Exercise task >> Find the word "requirements" in the material below and gather every line that contains it.

===== Data for this exercise =====

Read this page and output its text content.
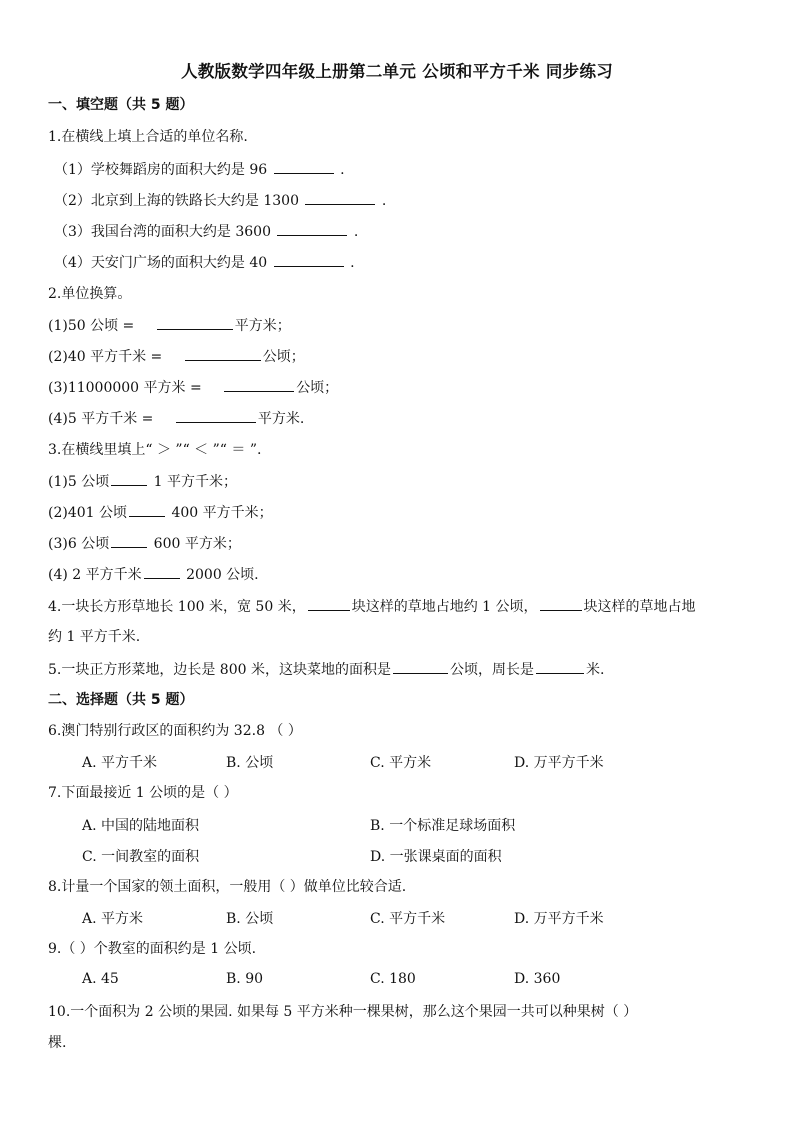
人教版数学四年级上册第二单元 公顷和平方千米 同步练习
一、填空题（共 5 题）
1.在横线上填上合适的单位名称.
（1）学校舞蹈房的面积大约是 96	.
（2）北京到上海的铁路长大约是 1300	.
（3）我国台湾的面积大约是 3600	.
（4）天安门广场的面积大约是 40	.
2.单位换算。
(1)50 公顷 =	平方米；
(2)40 平方千米 =	公顷；
(3)11000000 平方米 =	公顷；
(4)5 平方千米 =	平方米.
3.在横线里填上“ ＞ ”“ ＜ ”“ ＝ ”.
(1)5 公顷	1 平方千米；
(2)401 公顷	400 平方千米；
(3)6 公顷	600 平方米；
(4) 2 平方千米	2000 公顷.
4.一块长方形草地长 100 米，宽 50 米，	块这样的草地占地约 1 公顷，	块这样的草地占地
约 1 平方千米.
5.一块正方形菜地，边长是 800 米，这块菜地的面积是	公顷，周长是	米.
二、选择题（共 5 题）
6.澳门特别行政区的面积约为 32.8 （ ）
A. 平方千米	B. 公顷	C. 平方米	D. 万平方千米
7.下面最接近 1 公顷的是（ ）
A. 中国的陆地面积	B. 一个标准足球场面积
C. 一间教室的面积	D. 一张课桌面的面积
8.计量一个国家的领土面积，一般用（ ）做单位比较合适.
A. 平方米	B. 公顷	C. 平方千米	D. 万平方千米
9.（ ）个教室的面积约是 1 公顷.
A. 45	B. 90	C. 180	D. 360
10.一个面积为 2 公顷的果园. 如果每 5 平方米种一棵果树，那么这个果园一共可以种果树（ ）
棵.
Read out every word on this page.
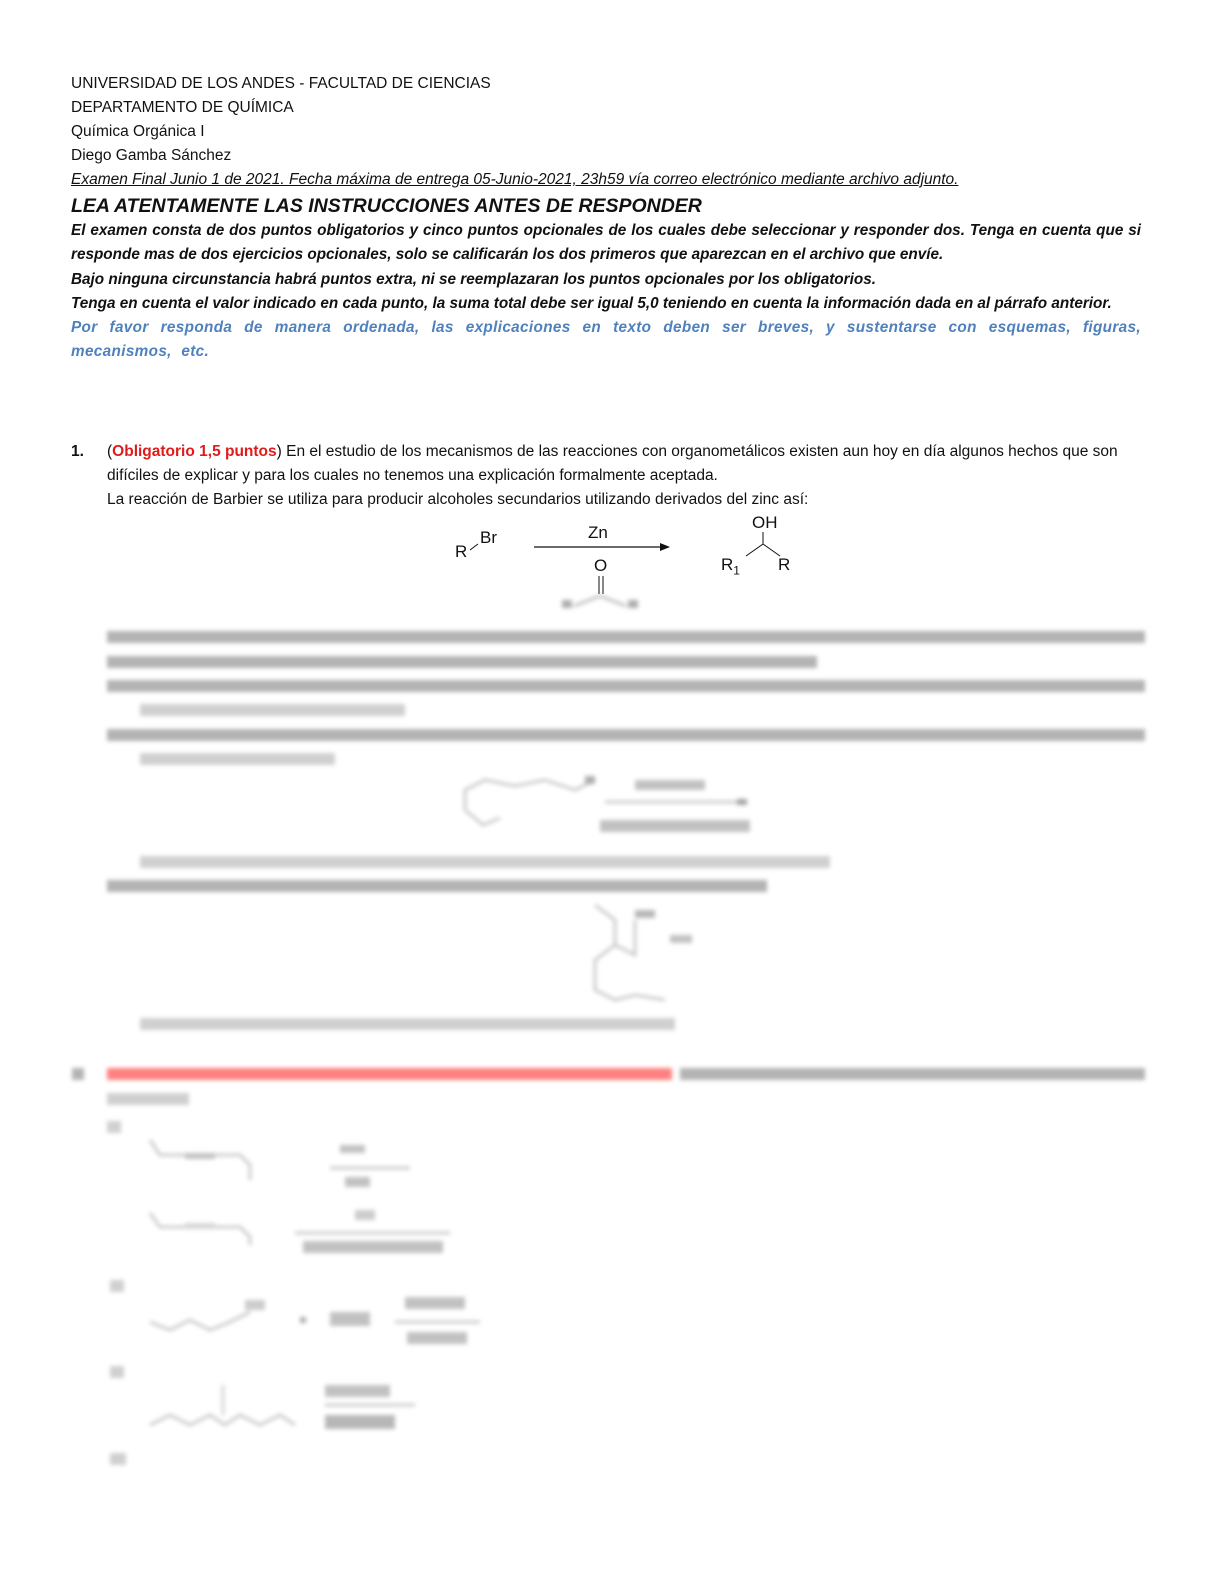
UNIVERSIDAD DE LOS ANDES - FACULTAD DE CIENCIAS
DEPARTAMENTO DE QUÍMICA
Química Orgánica I
Diego Gamba Sánchez
Examen Final Junio 1 de 2021. Fecha máxima de entrega 05-Junio-2021, 23h59 vía correo electrónico mediante archivo adjunto.
LEA ATENTAMENTE LAS INSTRUCCIONES ANTES DE RESPONDER
El examen consta de dos puntos obligatorios y cinco puntos opcionales de los cuales debe seleccionar y responder dos. Tenga en cuenta que si responde mas de dos ejercicios opcionales, solo se calificarán los dos primeros que aparezcan en el archivo que envíe.
Bajo ninguna circunstancia habrá puntos extra, ni se reemplazaran los puntos opcionales por los obligatorios.
Tenga en cuenta el valor indicado en cada punto, la suma total debe ser igual 5,0 teniendo en cuenta la información dada en al párrafo anterior.
Por favor responda de manera ordenada, las explicaciones en texto deben ser breves, y sustentarse con esquemas, figuras, mecanismos, etc.
1. (Obligatorio 1,5 puntos) En el estudio de los mecanismos de las reacciones con organometálicos existen aun hoy en día algunos hechos que son difíciles de explicar y para los cuales no tenemos una explicación formalmente aceptada.
La reacción de Barbier se utiliza para producir alcoholes secundarios utilizando derivados del zinc así:
R
Br	Zn
O
OH
$R_1$ R
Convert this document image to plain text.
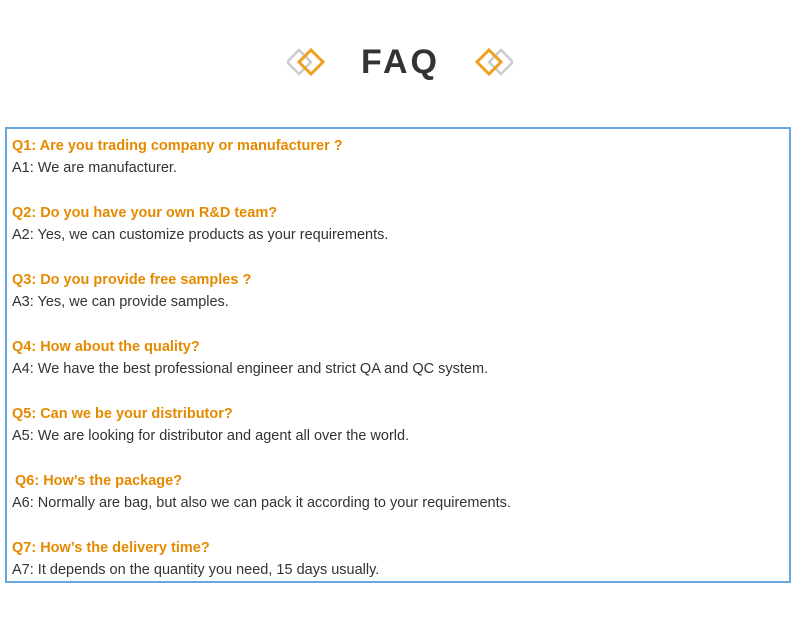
FAQ
Q1: Are you trading company or manufacturer ?
A1: We are manufacturer.
Q2: Do you have your own R&D team?
A2: Yes, we can customize products as your requirements.
Q3: Do you provide free samples ?
A3: Yes, we can provide samples.
Q4: How about the quality?
A4: We have the best professional engineer and strict QA and QC system.
Q5: Can we be your distributor?
A5: We are looking for distributor and agent all over the world.
Q6: How’s the package?
A6: Normally are bag, but also we can pack it according to your requirements.
Q7: How’s the delivery time?
A7: It depends on the quantity you need, 15 days usually.
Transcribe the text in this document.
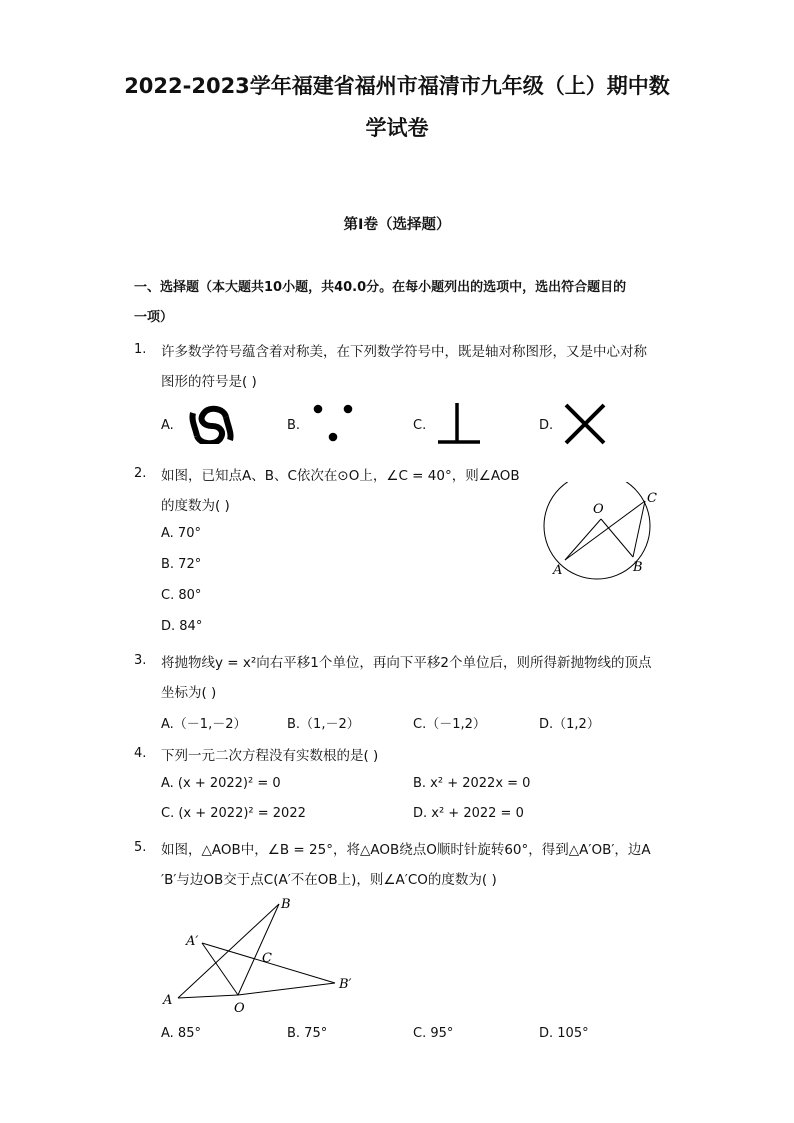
2022-2023学年福建省福州市福清市九年级（上）期中数
学试卷
第Ⅰ卷（选择题）
一、选择题（本大题共10小题，共40.0分。在每小题列出的选项中，选出符合题目的
一项）
1. 许多数学符号蕴含着对称美，在下列数学符号中，既是轴对称图形，又是中心对称
图形的符号是( )
A.	B.	C.	D.
2. 如图，已知点A、B、C依次在⊙O上，∠C = 40°，则∠AOB
的度数为( )
A. 70°
B. 72°
C. 80°
D. 84°
O
C
A	B
3. 将抛物线y = x²向右平移1个单位，再向下平移2个单位后，则所得新抛物线的顶点
坐标为( )
A.（－1,－2）	B.（1,－2）	C.（－1,2）	D.（1,2）
4. 下列一元二次方程没有实数根的是( )
A. (x + 2022)² = 0	B. x² + 2022x = 0
C. (x + 2022)² = 2022	D. x² + 2022 = 0
5. 如图，△AOB中，∠B = 25°，将△AOB绕点O顺时针旋转60°，得到△A′OB′，边A
′B′与边OB交于点C(A′不在OB上)，则∠A′CO的度数为( )
B
A′
C
B′
A
O
A. 85°	B. 75°	C. 95°	D. 105°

=====

Exercise response >>
A2: Yes, we can customize products as your requirements.
A6: Normally are bag, but also we can pack it according to your requirements.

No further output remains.